WORK INSTRUCTIONS -> Copy out each line containing "Shaft" from the entries below.

GIVEN DATA ->
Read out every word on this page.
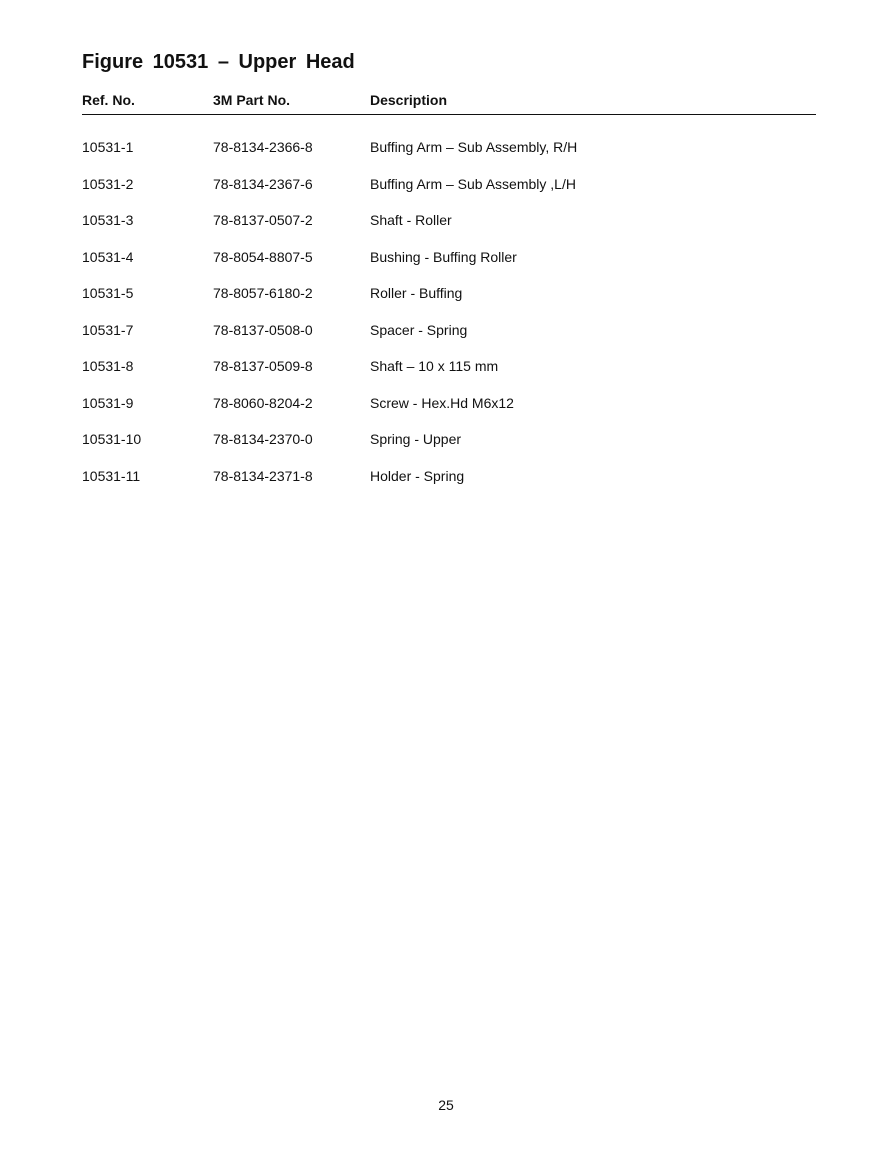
Figure 10531 – Upper Head
Ref. No.	3M Part No.	Description
10531-1	78-8134-2366-8	Buffing Arm – Sub Assembly, R/H
10531-2	78-8134-2367-6	Buffing Arm – Sub Assembly ,L/H
10531-3	78-8137-0507-2	Shaft - Roller
10531-4	78-8054-8807-5	Bushing - Buffing Roller
10531-5	78-8057-6180-2	Roller - Buffing
10531-7	78-8137-0508-0	Spacer - Spring
10531-8	78-8137-0509-8	Shaft – 10 x 115 mm
10531-9	78-8060-8204-2	Screw - Hex.Hd M6x12
10531-10	78-8134-2370-0	Spring - Upper
10531-11	78-8134-2371-8	Holder - Spring
25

PROBLEM SOLUTION ->
10531-3	78-8137-0507-2	Shaft - Roller
10531-8	78-8137-0509-8	Shaft – 10 x 115 mm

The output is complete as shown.